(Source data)

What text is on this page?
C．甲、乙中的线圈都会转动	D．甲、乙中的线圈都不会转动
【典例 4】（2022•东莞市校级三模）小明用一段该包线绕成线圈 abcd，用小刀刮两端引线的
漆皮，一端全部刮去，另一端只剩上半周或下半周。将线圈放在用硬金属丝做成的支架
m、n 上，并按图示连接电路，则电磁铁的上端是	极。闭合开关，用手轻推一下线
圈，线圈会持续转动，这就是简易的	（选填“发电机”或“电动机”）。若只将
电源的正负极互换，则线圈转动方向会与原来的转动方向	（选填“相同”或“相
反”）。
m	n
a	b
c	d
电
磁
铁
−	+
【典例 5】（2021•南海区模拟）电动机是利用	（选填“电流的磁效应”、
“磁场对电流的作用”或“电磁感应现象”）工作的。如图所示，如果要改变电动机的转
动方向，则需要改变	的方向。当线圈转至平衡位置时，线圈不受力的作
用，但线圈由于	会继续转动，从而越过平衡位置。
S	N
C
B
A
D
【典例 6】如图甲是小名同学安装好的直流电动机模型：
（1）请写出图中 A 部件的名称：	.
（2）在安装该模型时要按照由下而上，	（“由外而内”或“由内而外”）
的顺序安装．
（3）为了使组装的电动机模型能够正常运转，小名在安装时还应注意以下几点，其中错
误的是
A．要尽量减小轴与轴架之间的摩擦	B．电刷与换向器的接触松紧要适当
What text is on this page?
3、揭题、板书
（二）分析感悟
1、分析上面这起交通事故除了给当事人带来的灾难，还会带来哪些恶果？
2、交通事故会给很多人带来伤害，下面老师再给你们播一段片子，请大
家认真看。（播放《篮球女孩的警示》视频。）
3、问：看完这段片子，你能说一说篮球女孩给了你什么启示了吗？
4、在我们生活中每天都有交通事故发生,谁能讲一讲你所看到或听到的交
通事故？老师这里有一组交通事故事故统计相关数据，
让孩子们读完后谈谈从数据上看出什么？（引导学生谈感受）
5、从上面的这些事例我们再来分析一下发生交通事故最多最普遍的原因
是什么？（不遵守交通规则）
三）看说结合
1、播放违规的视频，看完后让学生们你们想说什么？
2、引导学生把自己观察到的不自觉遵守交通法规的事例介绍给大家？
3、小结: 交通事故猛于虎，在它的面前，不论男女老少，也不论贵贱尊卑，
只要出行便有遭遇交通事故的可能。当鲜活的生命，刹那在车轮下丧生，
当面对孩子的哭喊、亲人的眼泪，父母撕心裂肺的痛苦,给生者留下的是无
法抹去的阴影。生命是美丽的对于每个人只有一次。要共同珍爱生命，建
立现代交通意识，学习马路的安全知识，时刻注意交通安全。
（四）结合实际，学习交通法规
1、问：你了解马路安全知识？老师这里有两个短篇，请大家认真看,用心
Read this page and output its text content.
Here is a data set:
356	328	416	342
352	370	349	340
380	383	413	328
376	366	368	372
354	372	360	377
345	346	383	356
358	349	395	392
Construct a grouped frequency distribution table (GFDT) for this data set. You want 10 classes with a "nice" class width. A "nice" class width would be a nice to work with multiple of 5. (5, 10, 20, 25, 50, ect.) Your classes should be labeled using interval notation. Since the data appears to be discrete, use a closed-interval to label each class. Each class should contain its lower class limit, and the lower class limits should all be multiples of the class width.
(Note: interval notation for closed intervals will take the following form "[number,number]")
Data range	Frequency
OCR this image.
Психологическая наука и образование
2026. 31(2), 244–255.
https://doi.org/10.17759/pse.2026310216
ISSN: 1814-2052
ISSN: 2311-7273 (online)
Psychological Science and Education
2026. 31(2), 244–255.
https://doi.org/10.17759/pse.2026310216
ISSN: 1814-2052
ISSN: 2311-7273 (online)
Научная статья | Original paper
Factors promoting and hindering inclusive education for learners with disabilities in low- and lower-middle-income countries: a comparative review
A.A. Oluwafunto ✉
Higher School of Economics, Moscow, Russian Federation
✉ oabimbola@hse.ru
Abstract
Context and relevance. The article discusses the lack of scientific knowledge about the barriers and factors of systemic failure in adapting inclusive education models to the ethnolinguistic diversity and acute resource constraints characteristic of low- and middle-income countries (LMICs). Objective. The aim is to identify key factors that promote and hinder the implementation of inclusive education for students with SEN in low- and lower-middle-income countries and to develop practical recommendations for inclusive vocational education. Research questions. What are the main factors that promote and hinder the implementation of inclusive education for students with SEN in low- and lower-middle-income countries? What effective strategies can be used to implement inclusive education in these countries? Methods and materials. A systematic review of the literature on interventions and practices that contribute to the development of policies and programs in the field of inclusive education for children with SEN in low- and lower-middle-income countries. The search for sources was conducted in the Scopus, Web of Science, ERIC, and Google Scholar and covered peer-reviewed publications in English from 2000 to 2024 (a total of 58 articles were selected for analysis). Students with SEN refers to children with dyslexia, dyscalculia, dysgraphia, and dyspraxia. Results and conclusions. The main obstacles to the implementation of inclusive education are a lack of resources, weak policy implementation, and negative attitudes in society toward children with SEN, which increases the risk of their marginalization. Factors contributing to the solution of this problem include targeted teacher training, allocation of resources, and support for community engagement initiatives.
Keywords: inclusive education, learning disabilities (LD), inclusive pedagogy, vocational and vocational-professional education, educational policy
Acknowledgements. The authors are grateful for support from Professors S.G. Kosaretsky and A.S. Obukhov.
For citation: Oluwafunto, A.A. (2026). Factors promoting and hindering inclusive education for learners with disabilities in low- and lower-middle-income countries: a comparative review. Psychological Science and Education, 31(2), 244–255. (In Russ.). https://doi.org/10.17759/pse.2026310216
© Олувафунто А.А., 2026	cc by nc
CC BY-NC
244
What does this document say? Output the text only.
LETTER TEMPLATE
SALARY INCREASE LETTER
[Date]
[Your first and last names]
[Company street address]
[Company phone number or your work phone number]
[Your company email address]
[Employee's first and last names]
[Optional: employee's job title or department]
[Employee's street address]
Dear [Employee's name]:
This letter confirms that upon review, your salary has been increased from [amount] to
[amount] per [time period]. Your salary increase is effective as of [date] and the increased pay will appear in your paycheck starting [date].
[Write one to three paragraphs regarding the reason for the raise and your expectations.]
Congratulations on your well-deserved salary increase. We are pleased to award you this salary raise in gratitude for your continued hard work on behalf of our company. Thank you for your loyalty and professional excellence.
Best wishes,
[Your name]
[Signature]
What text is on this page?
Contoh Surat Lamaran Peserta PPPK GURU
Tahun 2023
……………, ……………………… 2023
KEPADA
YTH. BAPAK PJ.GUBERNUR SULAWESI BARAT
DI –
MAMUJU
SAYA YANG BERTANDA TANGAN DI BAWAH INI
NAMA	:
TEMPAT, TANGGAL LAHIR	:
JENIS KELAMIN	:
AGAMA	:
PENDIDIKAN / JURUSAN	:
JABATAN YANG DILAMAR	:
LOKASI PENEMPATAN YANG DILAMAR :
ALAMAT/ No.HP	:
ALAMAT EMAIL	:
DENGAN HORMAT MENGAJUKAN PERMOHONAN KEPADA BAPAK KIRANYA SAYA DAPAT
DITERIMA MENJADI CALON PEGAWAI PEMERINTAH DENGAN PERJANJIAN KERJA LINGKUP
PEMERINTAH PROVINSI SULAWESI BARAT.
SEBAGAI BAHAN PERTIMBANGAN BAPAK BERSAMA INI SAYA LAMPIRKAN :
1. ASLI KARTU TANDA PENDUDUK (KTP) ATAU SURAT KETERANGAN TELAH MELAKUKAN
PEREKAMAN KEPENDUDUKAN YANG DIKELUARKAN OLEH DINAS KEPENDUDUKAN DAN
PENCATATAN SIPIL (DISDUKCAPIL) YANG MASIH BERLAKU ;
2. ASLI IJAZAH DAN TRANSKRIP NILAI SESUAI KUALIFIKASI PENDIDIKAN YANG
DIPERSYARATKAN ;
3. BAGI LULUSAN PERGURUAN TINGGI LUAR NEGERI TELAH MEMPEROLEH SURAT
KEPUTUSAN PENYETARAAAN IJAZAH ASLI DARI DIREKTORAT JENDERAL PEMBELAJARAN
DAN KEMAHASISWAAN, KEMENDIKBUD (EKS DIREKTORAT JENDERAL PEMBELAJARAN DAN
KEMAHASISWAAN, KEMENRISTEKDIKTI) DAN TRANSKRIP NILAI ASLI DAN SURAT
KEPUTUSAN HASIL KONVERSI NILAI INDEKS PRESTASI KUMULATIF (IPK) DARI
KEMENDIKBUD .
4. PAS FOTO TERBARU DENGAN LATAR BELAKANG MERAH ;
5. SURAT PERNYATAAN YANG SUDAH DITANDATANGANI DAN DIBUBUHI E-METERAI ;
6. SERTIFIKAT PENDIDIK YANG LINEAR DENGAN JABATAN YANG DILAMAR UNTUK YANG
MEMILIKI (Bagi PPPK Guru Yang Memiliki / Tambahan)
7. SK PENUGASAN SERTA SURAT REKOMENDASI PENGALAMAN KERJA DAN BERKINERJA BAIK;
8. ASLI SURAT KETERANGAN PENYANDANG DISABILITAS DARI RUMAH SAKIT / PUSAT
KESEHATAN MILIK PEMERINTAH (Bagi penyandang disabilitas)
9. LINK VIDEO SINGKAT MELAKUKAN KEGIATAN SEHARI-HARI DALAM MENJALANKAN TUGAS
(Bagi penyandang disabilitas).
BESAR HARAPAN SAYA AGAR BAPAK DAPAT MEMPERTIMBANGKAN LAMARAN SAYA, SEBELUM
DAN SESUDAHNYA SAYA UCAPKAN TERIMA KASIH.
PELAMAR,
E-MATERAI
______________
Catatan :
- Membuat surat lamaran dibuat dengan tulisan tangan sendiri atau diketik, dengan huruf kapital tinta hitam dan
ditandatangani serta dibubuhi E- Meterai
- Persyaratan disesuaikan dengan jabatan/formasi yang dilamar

▶ **Exercise description**
Which lines contain the word "TRANSKRIP"? Copy each one.

▶ **Solution for this task**
2. ASLI IJAZAH DAN TRANSKRIP NILAI SESUAI KUALIFIKASI PENDIDIKAN YANG
KEMAHASISWAAN, KEMENRISTEKDIKTI) DAN TRANSKRIP NILAI ASLI DAN SURAT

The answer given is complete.